## Begin DATASET ROWS

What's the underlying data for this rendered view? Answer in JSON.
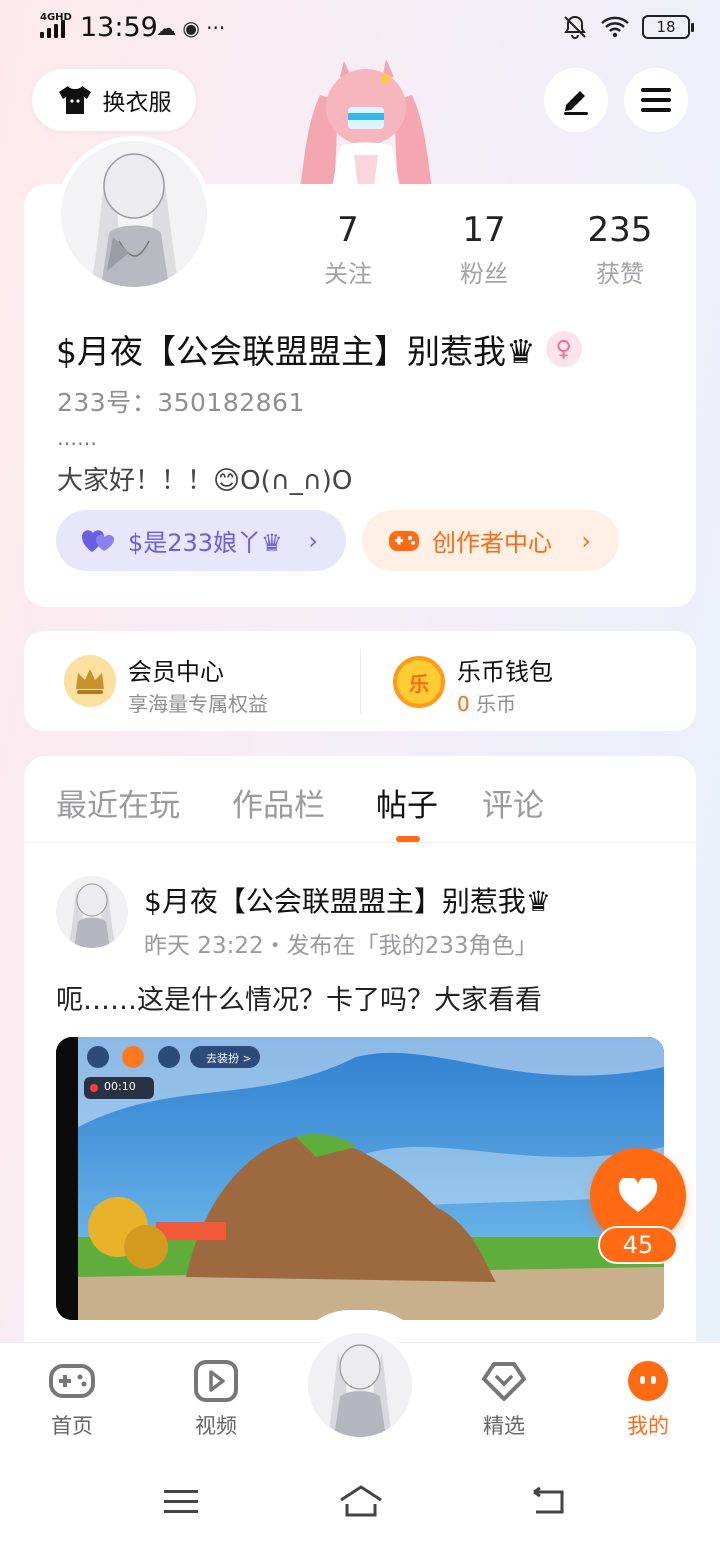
{
  "status_bar": {
    "network": "4GHD",
    "time": "13:59",
    "extras": "☁ ◉ ···",
    "battery": "18"
  },
  "header": {
    "outfit_label": "换衣服"
  },
  "profile": {
    "stats": [
      {
        "value": "7",
        "label": "关注"
      },
      {
        "value": "17",
        "label": "粉丝"
      },
      {
        "value": "235",
        "label": "获赞"
      }
    ],
    "nickname": "$月夜【公会联盟盟主】别惹我♛",
    "uid": "233号：350182861",
    "bio_line1": "……",
    "bio_line2": "大家好！！！😊O(∩_∩)O",
    "pill_relation": "$是233娘丫♛",
    "pill_creator": "创作者中心"
  },
  "wallet": {
    "vip_title": "会员中心",
    "vip_sub": "享海量专属权益",
    "coin_badge": "乐",
    "coin_title": "乐币钱包",
    "coin_amount": "0",
    "coin_unit": "乐币"
  },
  "tabs": [
    {
      "label": "最近在玩",
      "active": false
    },
    {
      "label": "作品栏",
      "active": false
    },
    {
      "label": "帖子",
      "active": true
    },
    {
      "label": "评论",
      "active": false
    }
  ],
  "post": {
    "author": "$月夜【公会联盟盟主】别惹我♛",
    "meta": "昨天 23:22・发布在「我的233角色」",
    "text": "呃……这是什么情况？卡了吗？大家看看",
    "media_timer": "00:10",
    "media_tag": "去装扮 >"
  },
  "like": {
    "count": "45"
  },
  "bottom_nav": [
    {
      "label": "首页",
      "icon": "gamepad-icon"
    },
    {
      "label": "视频",
      "icon": "video-icon"
    },
    {
      "label": "精选",
      "icon": "heart-diamond-icon"
    },
    {
      "label": "我的",
      "icon": "face-icon",
      "active": true
    }
  ],
  "colors": {
    "accent": "#ff6a13",
    "purple": "#6b5ee3"
  }
}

## End DATASET ROWS

WHAT TO DO — Return the whole listing, word for word, and leave out every picture.

OUTPUT —
What's the underlying data for this rendered view? Answer in JSON.
{
  "status_bar": {
    "network": "4GHD",
    "time": "13:59",
    "extras": "☁ ◉ ···",
    "battery": "18"
  },
  "header": {
    "outfit_label": "换衣服"
  },
  "profile": {
    "stats": [
      {
        "value": "7",
        "label": "关注"
      },
      {
        "value": "17",
        "label": "粉丝"
      },
      {
        "value": "235",
        "label": "获赞"
      }
    ],
    "nickname": "$月夜【公会联盟盟主】别惹我♛",
    "uid": "233号：350182861",
    "bio_line1": "……",
    "bio_line2": "大家好！！！😊O(∩_∩)O",
    "pill_relation": "$是233娘丫♛",
    "pill_creator": "创作者中心"
  },
  "wallet": {
    "vip_title": "会员中心",
    "vip_sub": "享海量专属权益",
    "coin_badge": "乐",
    "coin_title": "乐币钱包",
    "coin_amount": "0",
    "coin_unit": "乐币"
  },
  "tabs": [
    {
      "label": "最近在玩",
      "active": false
    },
    {
      "label": "作品栏",
      "active": false
    },
    {
      "label": "帖子",
      "active": true
    },
    {
      "label": "评论",
      "active": false
    }
  ],
  "post": {
    "author": "$月夜【公会联盟盟主】别惹我♛",
    "meta": "昨天 23:22・发布在「我的233角色」",
    "text": "呃……这是什么情况？卡了吗？大家看看",
    "media_timer": "00:10",
    "media_tag": "去装扮 >"
  },
  "like": {
    "count": "45"
  },
  "bottom_nav": [
    {
      "label": "首页",
      "icon": "gamepad-icon"
    },
    {
      "label": "视频",
      "icon": "video-icon"
    },
    {
      "label": "精选",
      "icon": "heart-diamond-icon"
    },
    {
      "label": "我的",
      "icon": "face-icon",
      "active": true
    }
  ],
  "colors": {
    "accent": "#ff6a13",
    "purple": "#6b5ee3"
  }
}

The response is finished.